# DIRECTIVE:
Reproduce all the material exactly, minus any pictures it holds.

* BEGIN RECORDS SHOWN *

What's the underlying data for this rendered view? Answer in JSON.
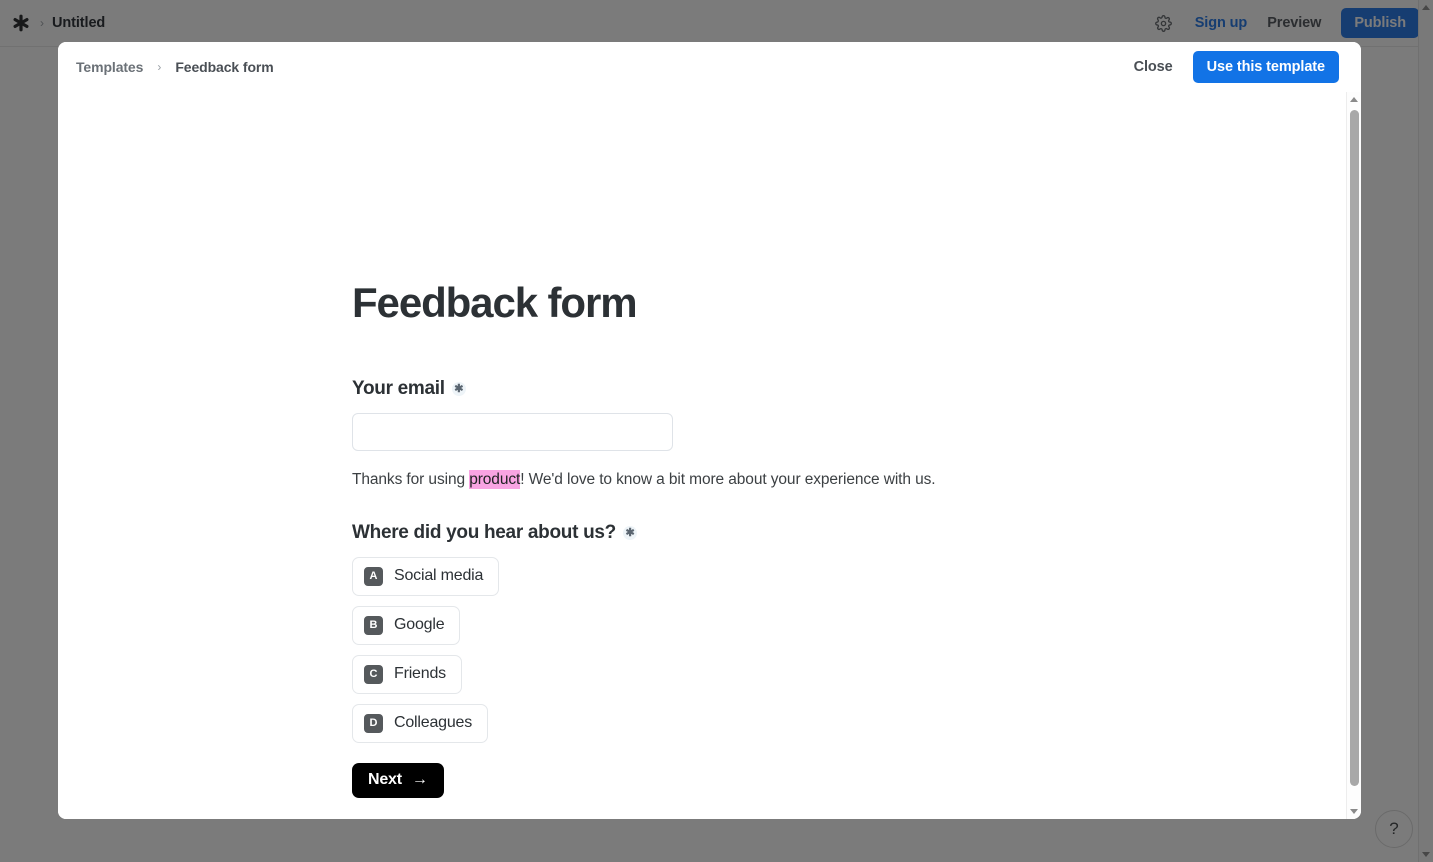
{
  "topbar": {
    "logo_icon": "asterisk-logo-icon",
    "breadcrumb_separator": "›",
    "document_title": "Untitled",
    "settings_icon": "gear-icon",
    "signup_label": "Sign up",
    "preview_label": "Preview",
    "publish_label": "Publish",
    "accent_color": "#1a73e8"
  },
  "help": {
    "label": "?",
    "icon": "question-mark-icon"
  },
  "modal": {
    "breadcrumb": {
      "root_label": "Templates",
      "separator": "›",
      "current_label": "Feedback form"
    },
    "close_label": "Close",
    "use_template_label": "Use this template",
    "use_template_color": "#1273e6"
  },
  "form": {
    "title": "Feedback form",
    "required_marker": "✳",
    "email_field": {
      "label": "Your email",
      "required": true,
      "value": "",
      "placeholder": ""
    },
    "helper": {
      "before": "Thanks for using ",
      "highlight": "product",
      "highlight_color": "#f9a4e3",
      "after": "! We'd love to know a bit more about your experience with us."
    },
    "question": {
      "label": "Where did you hear about us?",
      "required": true,
      "options": [
        {
          "key": "A",
          "label": "Social media"
        },
        {
          "key": "B",
          "label": "Google"
        },
        {
          "key": "C",
          "label": "Friends"
        },
        {
          "key": "D",
          "label": "Colleagues"
        }
      ]
    },
    "next_button": {
      "label": "Next",
      "icon": "arrow-right-icon",
      "glyph": "→"
    }
  },
  "scrollbars": {
    "up_arrow_icon": "chevron-up-icon",
    "down_arrow_icon": "chevron-down-icon"
  }
}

* END RECORDS SHOWN *

# TASK OUTPUT:
What's the underlying data for this rendered view? Answer in JSON.
{
  "topbar": {
    "logo_icon": "asterisk-logo-icon",
    "breadcrumb_separator": "›",
    "document_title": "Untitled",
    "settings_icon": "gear-icon",
    "signup_label": "Sign up",
    "preview_label": "Preview",
    "publish_label": "Publish",
    "accent_color": "#1a73e8"
  },
  "help": {
    "label": "?",
    "icon": "question-mark-icon"
  },
  "modal": {
    "breadcrumb": {
      "root_label": "Templates",
      "separator": "›",
      "current_label": "Feedback form"
    },
    "close_label": "Close",
    "use_template_label": "Use this template",
    "use_template_color": "#1273e6"
  },
  "form": {
    "title": "Feedback form",
    "required_marker": "✳",
    "email_field": {
      "label": "Your email",
      "required": true,
      "value": "",
      "placeholder": ""
    },
    "helper": {
      "before": "Thanks for using ",
      "highlight": "product",
      "highlight_color": "#f9a4e3",
      "after": "! We'd love to know a bit more about your experience with us."
    },
    "question": {
      "label": "Where did you hear about us?",
      "required": true,
      "options": [
        {
          "key": "A",
          "label": "Social media"
        },
        {
          "key": "B",
          "label": "Google"
        },
        {
          "key": "C",
          "label": "Friends"
        },
        {
          "key": "D",
          "label": "Colleagues"
        }
      ]
    },
    "next_button": {
      "label": "Next",
      "icon": "arrow-right-icon",
      "glyph": "→"
    }
  },
  "scrollbars": {
    "up_arrow_icon": "chevron-up-icon",
    "down_arrow_icon": "chevron-down-icon"
  }
}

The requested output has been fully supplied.